**Instructions for the task:** Each entry has to be copied exactly, with nothing missed.

## BEGIN Raw records

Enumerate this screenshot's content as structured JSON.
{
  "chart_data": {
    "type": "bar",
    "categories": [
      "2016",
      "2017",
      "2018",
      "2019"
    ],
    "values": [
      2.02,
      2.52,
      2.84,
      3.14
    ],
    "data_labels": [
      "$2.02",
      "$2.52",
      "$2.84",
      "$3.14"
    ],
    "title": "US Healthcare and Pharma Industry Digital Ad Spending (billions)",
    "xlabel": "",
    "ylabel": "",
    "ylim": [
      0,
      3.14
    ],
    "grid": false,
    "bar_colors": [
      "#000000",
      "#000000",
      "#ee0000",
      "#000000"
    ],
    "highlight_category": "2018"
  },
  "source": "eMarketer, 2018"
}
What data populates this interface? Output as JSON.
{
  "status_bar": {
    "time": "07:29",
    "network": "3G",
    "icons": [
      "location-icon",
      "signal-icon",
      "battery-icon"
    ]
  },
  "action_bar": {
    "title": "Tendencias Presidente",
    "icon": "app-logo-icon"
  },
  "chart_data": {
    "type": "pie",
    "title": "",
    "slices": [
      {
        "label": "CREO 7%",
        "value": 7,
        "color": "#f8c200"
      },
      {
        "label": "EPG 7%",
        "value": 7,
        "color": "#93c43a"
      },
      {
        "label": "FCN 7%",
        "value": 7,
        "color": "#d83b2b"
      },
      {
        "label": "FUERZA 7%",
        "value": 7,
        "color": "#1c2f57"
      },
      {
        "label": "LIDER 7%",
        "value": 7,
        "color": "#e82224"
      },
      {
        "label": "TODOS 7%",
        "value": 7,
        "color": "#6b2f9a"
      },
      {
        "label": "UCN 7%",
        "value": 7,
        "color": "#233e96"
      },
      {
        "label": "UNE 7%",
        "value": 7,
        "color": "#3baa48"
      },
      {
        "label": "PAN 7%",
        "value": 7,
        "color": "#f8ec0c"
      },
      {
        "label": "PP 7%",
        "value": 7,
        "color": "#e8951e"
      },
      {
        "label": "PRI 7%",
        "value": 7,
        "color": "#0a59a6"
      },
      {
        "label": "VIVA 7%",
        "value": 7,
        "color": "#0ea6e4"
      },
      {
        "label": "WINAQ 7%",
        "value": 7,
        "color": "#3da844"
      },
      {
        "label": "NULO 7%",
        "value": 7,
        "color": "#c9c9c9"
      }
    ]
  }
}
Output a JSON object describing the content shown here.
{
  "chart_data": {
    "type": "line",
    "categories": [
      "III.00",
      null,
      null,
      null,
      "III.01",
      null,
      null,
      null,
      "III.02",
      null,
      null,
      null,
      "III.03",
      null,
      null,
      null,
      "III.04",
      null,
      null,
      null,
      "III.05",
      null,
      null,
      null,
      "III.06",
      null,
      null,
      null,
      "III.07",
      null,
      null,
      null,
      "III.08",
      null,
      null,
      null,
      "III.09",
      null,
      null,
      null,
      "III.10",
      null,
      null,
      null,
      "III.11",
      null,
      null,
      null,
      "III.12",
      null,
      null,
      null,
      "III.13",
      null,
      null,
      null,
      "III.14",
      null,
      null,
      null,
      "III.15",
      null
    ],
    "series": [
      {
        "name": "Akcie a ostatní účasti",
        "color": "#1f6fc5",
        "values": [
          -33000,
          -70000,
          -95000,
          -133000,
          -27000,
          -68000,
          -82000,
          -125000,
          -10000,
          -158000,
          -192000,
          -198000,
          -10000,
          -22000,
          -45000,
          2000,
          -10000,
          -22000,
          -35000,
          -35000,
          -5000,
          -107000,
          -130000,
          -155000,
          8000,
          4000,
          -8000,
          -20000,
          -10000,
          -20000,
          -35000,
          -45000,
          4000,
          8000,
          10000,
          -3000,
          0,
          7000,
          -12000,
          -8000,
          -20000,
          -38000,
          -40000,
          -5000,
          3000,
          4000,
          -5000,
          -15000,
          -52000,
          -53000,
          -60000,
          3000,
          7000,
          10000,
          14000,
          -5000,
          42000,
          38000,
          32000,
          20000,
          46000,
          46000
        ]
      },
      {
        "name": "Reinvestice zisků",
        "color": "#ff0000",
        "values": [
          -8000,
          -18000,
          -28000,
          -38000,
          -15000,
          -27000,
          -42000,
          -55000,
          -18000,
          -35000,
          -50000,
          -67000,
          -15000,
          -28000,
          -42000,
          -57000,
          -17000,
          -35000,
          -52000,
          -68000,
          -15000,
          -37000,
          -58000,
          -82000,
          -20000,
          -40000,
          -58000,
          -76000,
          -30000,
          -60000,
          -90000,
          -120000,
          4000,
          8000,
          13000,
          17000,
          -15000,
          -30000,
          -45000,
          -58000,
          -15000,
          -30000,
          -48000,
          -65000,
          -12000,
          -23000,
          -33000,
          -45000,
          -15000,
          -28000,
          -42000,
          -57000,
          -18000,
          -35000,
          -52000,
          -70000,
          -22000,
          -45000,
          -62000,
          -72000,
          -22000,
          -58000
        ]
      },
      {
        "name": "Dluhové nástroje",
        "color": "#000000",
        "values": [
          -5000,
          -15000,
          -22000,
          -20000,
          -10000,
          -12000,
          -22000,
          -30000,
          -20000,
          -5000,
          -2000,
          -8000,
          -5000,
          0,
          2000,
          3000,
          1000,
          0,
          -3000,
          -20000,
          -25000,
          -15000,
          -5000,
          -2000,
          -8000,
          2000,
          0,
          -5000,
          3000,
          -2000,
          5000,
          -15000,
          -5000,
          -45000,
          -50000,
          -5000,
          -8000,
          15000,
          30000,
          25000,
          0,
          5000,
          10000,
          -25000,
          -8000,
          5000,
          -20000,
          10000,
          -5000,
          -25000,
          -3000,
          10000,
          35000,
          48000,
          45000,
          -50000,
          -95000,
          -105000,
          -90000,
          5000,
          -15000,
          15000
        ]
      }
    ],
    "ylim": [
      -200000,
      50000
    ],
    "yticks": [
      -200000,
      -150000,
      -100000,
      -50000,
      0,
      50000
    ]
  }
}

## END Raw records

**Correct output:**
Enumerate this screenshot's content as structured JSON.
{
  "chart_data": {
    "type": "bar",
    "categories": [
      "2016",
      "2017",
      "2018",
      "2019"
    ],
    "values": [
      2.02,
      2.52,
      2.84,
      3.14
    ],
    "data_labels": [
      "$2.02",
      "$2.52",
      "$2.84",
      "$3.14"
    ],
    "title": "US Healthcare and Pharma Industry Digital Ad Spending (billions)",
    "xlabel": "",
    "ylabel": "",
    "ylim": [
      0,
      3.14
    ],
    "grid": false,
    "bar_colors": [
      "#000000",
      "#000000",
      "#ee0000",
      "#000000"
    ],
    "highlight_category": "2018"
  },
  "source": "eMarketer, 2018"
}
What data populates this interface? Output as JSON.
{
  "status_bar": {
    "time": "07:29",
    "network": "3G",
    "icons": [
      "location-icon",
      "signal-icon",
      "battery-icon"
    ]
  },
  "action_bar": {
    "title": "Tendencias Presidente",
    "icon": "app-logo-icon"
  },
  "chart_data": {
    "type": "pie",
    "title": "",
    "slices": [
      {
        "label": "CREO 7%",
        "value": 7,
        "color": "#f8c200"
      },
      {
        "label": "EPG 7%",
        "value": 7,
        "color": "#93c43a"
      },
      {
        "label": "FCN 7%",
        "value": 7,
        "color": "#d83b2b"
      },
      {
        "label": "FUERZA 7%",
        "value": 7,
        "color": "#1c2f57"
      },
      {
        "label": "LIDER 7%",
        "value": 7,
        "color": "#e82224"
      },
      {
        "label": "TODOS 7%",
        "value": 7,
        "color": "#6b2f9a"
      },
      {
        "label": "UCN 7%",
        "value": 7,
        "color": "#233e96"
      },
      {
        "label": "UNE 7%",
        "value": 7,
        "color": "#3baa48"
      },
      {
        "label": "PAN 7%",
        "value": 7,
        "color": "#f8ec0c"
      },
      {
        "label": "PP 7%",
        "value": 7,
        "color": "#e8951e"
      },
      {
        "label": "PRI 7%",
        "value": 7,
        "color": "#0a59a6"
      },
      {
        "label": "VIVA 7%",
        "value": 7,
        "color": "#0ea6e4"
      },
      {
        "label": "WINAQ 7%",
        "value": 7,
        "color": "#3da844"
      },
      {
        "label": "NULO 7%",
        "value": 7,
        "color": "#c9c9c9"
      }
    ]
  }
}
Output a JSON object describing the content shown here.
{
  "chart_data": {
    "type": "line",
    "categories": [
      "III.00",
      null,
      null,
      null,
      "III.01",
      null,
      null,
      null,
      "III.02",
      null,
      null,
      null,
      "III.03",
      null,
      null,
      null,
      "III.04",
      null,
      null,
      null,
      "III.05",
      null,
      null,
      null,
      "III.06",
      null,
      null,
      null,
      "III.07",
      null,
      null,
      null,
      "III.08",
      null,
      null,
      null,
      "III.09",
      null,
      null,
      null,
      "III.10",
      null,
      null,
      null,
      "III.11",
      null,
      null,
      null,
      "III.12",
      null,
      null,
      null,
      "III.13",
      null,
      null,
      null,
      "III.14",
      null,
      null,
      null,
      "III.15",
      null
    ],
    "series": [
      {
        "name": "Akcie a ostatní účasti",
        "color": "#1f6fc5",
        "values": [
          -33000,
          -70000,
          -95000,
          -133000,
          -27000,
          -68000,
          -82000,
          -125000,
          -10000,
          -158000,
          -192000,
          -198000,
          -10000,
          -22000,
          -45000,
          2000,
          -10000,
          -22000,
          -35000,
          -35000,
          -5000,
          -107000,
          -130000,
          -155000,
          8000,
          4000,
          -8000,
          -20000,
          -10000,
          -20000,
          -35000,
          -45000,
          4000,
          8000,
          10000,
          -3000,
          0,
          7000,
          -12000,
          -8000,
          -20000,
          -38000,
          -40000,
          -5000,
          3000,
          4000,
          -5000,
          -15000,
          -52000,
          -53000,
          -60000,
          3000,
          7000,
          10000,
          14000,
          -5000,
          42000,
          38000,
          32000,
          20000,
          46000,
          46000
        ]
      },
      {
        "name": "Reinvestice zisků",
        "color": "#ff0000",
        "values": [
          -8000,
          -18000,
          -28000,
          -38000,
          -15000,
          -27000,
          -42000,
          -55000,
          -18000,
          -35000,
          -50000,
          -67000,
          -15000,
          -28000,
          -42000,
          -57000,
          -17000,
          -35000,
          -52000,
          -68000,
          -15000,
          -37000,
          -58000,
          -82000,
          -20000,
          -40000,
          -58000,
          -76000,
          -30000,
          -60000,
          -90000,
          -120000,
          4000,
          8000,
          13000,
          17000,
          -15000,
          -30000,
          -45000,
          -58000,
          -15000,
          -30000,
          -48000,
          -65000,
          -12000,
          -23000,
          -33000,
          -45000,
          -15000,
          -28000,
          -42000,
          -57000,
          -18000,
          -35000,
          -52000,
          -70000,
          -22000,
          -45000,
          -62000,
          -72000,
          -22000,
          -58000
        ]
      },
      {
        "name": "Dluhové nástroje",
        "color": "#000000",
        "values": [
          -5000,
          -15000,
          -22000,
          -20000,
          -10000,
          -12000,
          -22000,
          -30000,
          -20000,
          -5000,
          -2000,
          -8000,
          -5000,
          0,
          2000,
          3000,
          1000,
          0,
          -3000,
          -20000,
          -25000,
          -15000,
          -5000,
          -2000,
          -8000,
          2000,
          0,
          -5000,
          3000,
          -2000,
          5000,
          -15000,
          -5000,
          -45000,
          -50000,
          -5000,
          -8000,
          15000,
          30000,
          25000,
          0,
          5000,
          10000,
          -25000,
          -8000,
          5000,
          -20000,
          10000,
          -5000,
          -25000,
          -3000,
          10000,
          35000,
          48000,
          45000,
          -50000,
          -95000,
          -105000,
          -90000,
          5000,
          -15000,
          15000
        ]
      }
    ],
    "ylim": [
      -200000,
      50000
    ],
    "yticks": [
      -200000,
      -150000,
      -100000,
      -50000,
      0,
      50000
    ]
  }
}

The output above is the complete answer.